## DATA PROVIDED
---*---

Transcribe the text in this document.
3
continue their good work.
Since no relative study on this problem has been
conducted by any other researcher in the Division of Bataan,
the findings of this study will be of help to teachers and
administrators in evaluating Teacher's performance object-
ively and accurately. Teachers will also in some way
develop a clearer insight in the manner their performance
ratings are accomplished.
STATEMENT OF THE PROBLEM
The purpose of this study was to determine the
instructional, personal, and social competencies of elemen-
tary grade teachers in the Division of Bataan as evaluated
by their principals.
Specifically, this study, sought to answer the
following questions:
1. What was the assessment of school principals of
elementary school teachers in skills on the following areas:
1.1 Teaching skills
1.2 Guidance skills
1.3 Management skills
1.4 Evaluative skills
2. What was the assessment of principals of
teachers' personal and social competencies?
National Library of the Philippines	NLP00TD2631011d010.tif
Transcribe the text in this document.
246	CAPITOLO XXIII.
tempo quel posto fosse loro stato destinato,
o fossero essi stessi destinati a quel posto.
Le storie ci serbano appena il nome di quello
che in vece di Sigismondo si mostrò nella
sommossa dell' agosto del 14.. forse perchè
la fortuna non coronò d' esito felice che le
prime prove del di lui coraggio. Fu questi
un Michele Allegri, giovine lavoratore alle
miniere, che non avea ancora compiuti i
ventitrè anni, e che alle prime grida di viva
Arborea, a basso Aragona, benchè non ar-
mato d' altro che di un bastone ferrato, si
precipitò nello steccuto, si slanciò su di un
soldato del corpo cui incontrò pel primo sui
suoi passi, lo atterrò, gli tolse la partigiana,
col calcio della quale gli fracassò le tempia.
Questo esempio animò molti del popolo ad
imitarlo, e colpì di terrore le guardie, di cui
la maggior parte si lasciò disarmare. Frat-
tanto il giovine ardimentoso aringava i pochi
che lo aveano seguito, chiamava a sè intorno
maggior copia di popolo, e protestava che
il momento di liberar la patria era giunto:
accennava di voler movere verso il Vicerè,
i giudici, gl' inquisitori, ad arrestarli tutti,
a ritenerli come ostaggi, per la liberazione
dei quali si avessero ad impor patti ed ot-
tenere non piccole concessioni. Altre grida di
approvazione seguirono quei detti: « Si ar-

---*---

## WORK REQUIRED
List the lines of the records where "grida" occurs.

## THE COMPLETED TASK
ventitrè anni, e che alle prime grida di viva
tenere non piccole concessioni. Altre grida di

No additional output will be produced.